------ ENTRIES PROVIDED ------

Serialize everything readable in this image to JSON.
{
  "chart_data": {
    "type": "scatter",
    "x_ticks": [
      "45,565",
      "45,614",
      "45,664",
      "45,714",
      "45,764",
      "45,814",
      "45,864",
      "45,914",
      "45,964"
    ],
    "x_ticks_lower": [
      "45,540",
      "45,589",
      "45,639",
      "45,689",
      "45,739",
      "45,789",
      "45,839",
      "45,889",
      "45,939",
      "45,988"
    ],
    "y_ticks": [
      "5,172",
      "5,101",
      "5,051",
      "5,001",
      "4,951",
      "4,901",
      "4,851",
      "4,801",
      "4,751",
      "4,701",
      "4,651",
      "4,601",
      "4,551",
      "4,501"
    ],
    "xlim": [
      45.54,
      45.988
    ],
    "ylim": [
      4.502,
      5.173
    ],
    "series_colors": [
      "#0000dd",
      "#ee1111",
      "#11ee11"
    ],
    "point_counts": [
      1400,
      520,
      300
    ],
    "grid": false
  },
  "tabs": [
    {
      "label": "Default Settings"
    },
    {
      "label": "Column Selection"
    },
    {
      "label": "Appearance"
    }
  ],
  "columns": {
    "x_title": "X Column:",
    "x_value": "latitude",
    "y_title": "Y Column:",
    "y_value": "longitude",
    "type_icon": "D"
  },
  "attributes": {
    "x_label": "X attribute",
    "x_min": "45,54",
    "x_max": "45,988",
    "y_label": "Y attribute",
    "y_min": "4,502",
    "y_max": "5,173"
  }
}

------

● PROBLEM DESCRIPTION:
Copy out all of the records shown above exactly.

● CORRECT OUTPUT:
Serialize everything readable in this image to JSON.
{
  "chart_data": {
    "type": "scatter",
    "x_ticks": [
      "45,565",
      "45,614",
      "45,664",
      "45,714",
      "45,764",
      "45,814",
      "45,864",
      "45,914",
      "45,964"
    ],
    "x_ticks_lower": [
      "45,540",
      "45,589",
      "45,639",
      "45,689",
      "45,739",
      "45,789",
      "45,839",
      "45,889",
      "45,939",
      "45,988"
    ],
    "y_ticks": [
      "5,172",
      "5,101",
      "5,051",
      "5,001",
      "4,951",
      "4,901",
      "4,851",
      "4,801",
      "4,751",
      "4,701",
      "4,651",
      "4,601",
      "4,551",
      "4,501"
    ],
    "xlim": [
      45.54,
      45.988
    ],
    "ylim": [
      4.502,
      5.173
    ],
    "series_colors": [
      "#0000dd",
      "#ee1111",
      "#11ee11"
    ],
    "point_counts": [
      1400,
      520,
      300
    ],
    "grid": false
  },
  "tabs": [
    {
      "label": "Default Settings"
    },
    {
      "label": "Column Selection"
    },
    {
      "label": "Appearance"
    }
  ],
  "columns": {
    "x_title": "X Column:",
    "x_value": "latitude",
    "y_title": "Y Column:",
    "y_value": "longitude",
    "type_icon": "D"
  },
  "attributes": {
    "x_label": "X attribute",
    "x_min": "45,54",
    "x_max": "45,988",
    "y_label": "Y attribute",
    "y_min": "4,502",
    "y_max": "5,173"
  }
}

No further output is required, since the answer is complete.